→ **WHAT THIS TASK INVOLVES**:
Reproduce all entries word for word.

→ **PROVIDED ENTRIES**:
<<<<

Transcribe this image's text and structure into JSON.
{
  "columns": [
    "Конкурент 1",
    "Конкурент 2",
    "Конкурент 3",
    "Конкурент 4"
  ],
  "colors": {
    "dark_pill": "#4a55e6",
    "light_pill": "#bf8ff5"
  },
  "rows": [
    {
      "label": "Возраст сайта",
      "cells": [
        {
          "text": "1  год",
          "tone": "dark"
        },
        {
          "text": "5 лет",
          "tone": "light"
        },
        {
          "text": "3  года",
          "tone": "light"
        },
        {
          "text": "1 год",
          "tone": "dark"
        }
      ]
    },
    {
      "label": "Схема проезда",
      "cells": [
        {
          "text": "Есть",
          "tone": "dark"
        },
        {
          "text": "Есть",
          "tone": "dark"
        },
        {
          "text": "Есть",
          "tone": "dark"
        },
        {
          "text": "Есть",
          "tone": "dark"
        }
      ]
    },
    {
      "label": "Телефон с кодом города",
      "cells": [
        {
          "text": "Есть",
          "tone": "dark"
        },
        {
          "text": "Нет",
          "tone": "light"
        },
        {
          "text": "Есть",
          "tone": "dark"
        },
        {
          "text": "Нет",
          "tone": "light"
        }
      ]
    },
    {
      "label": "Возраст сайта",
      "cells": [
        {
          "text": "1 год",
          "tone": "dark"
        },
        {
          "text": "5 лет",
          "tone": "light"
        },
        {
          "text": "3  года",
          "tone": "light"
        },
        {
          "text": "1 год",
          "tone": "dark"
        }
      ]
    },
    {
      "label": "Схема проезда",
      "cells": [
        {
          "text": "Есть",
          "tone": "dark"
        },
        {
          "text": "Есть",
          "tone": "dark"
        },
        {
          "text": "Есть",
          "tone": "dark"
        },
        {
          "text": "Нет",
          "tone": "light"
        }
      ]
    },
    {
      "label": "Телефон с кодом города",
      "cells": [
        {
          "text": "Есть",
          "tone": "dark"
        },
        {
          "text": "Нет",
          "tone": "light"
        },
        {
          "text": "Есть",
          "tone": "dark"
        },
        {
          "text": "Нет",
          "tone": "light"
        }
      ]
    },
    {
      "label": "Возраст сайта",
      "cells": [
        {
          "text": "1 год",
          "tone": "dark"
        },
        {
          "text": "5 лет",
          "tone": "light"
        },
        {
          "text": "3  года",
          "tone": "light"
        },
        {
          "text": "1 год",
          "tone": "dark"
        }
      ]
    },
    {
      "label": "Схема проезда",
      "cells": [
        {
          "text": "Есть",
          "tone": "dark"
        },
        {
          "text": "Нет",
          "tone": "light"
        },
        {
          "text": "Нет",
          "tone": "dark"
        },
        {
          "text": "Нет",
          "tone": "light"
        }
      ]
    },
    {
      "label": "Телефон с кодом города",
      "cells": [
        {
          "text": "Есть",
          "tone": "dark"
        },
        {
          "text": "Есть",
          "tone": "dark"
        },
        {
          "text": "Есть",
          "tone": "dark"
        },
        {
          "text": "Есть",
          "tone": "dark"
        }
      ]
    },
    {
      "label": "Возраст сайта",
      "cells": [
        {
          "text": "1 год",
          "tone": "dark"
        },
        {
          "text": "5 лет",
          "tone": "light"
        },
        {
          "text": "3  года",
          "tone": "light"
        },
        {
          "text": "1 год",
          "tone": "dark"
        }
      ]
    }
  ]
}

>>>>

→ **ANSWER FOR THIS EXERCISE**:
Transcribe this image's text and structure into JSON.
{
  "columns": [
    "Конкурент 1",
    "Конкурент 2",
    "Конкурент 3",
    "Конкурент 4"
  ],
  "colors": {
    "dark_pill": "#4a55e6",
    "light_pill": "#bf8ff5"
  },
  "rows": [
    {
      "label": "Возраст сайта",
      "cells": [
        {
          "text": "1  год",
          "tone": "dark"
        },
        {
          "text": "5 лет",
          "tone": "light"
        },
        {
          "text": "3  года",
          "tone": "light"
        },
        {
          "text": "1 год",
          "tone": "dark"
        }
      ]
    },
    {
      "label": "Схема проезда",
      "cells": [
        {
          "text": "Есть",
          "tone": "dark"
        },
        {
          "text": "Есть",
          "tone": "dark"
        },
        {
          "text": "Есть",
          "tone": "dark"
        },
        {
          "text": "Есть",
          "tone": "dark"
        }
      ]
    },
    {
      "label": "Телефон с кодом города",
      "cells": [
        {
          "text": "Есть",
          "tone": "dark"
        },
        {
          "text": "Нет",
          "tone": "light"
        },
        {
          "text": "Есть",
          "tone": "dark"
        },
        {
          "text": "Нет",
          "tone": "light"
        }
      ]
    },
    {
      "label": "Возраст сайта",
      "cells": [
        {
          "text": "1 год",
          "tone": "dark"
        },
        {
          "text": "5 лет",
          "tone": "light"
        },
        {
          "text": "3  года",
          "tone": "light"
        },
        {
          "text": "1 год",
          "tone": "dark"
        }
      ]
    },
    {
      "label": "Схема проезда",
      "cells": [
        {
          "text": "Есть",
          "tone": "dark"
        },
        {
          "text": "Есть",
          "tone": "dark"
        },
        {
          "text": "Есть",
          "tone": "dark"
        },
        {
          "text": "Нет",
          "tone": "light"
        }
      ]
    },
    {
      "label": "Телефон с кодом города",
      "cells": [
        {
          "text": "Есть",
          "tone": "dark"
        },
        {
          "text": "Нет",
          "tone": "light"
        },
        {
          "text": "Есть",
          "tone": "dark"
        },
        {
          "text": "Нет",
          "tone": "light"
        }
      ]
    },
    {
      "label": "Возраст сайта",
      "cells": [
        {
          "text": "1 год",
          "tone": "dark"
        },
        {
          "text": "5 лет",
          "tone": "light"
        },
        {
          "text": "3  года",
          "tone": "light"
        },
        {
          "text": "1 год",
          "tone": "dark"
        }
      ]
    },
    {
      "label": "Схема проезда",
      "cells": [
        {
          "text": "Есть",
          "tone": "dark"
        },
        {
          "text": "Нет",
          "tone": "light"
        },
        {
          "text": "Нет",
          "tone": "dark"
        },
        {
          "text": "Нет",
          "tone": "light"
        }
      ]
    },
    {
      "label": "Телефон с кодом города",
      "cells": [
        {
          "text": "Есть",
          "tone": "dark"
        },
        {
          "text": "Есть",
          "tone": "dark"
        },
        {
          "text": "Есть",
          "tone": "dark"
        },
        {
          "text": "Есть",
          "tone": "dark"
        }
      ]
    },
    {
      "label": "Возраст сайта",
      "cells": [
        {
          "text": "1 год",
          "tone": "dark"
        },
        {
          "text": "5 лет",
          "tone": "light"
        },
        {
          "text": "3  года",
          "tone": "light"
        },
        {
          "text": "1 год",
          "tone": "dark"
        }
      ]
    }
  ]
}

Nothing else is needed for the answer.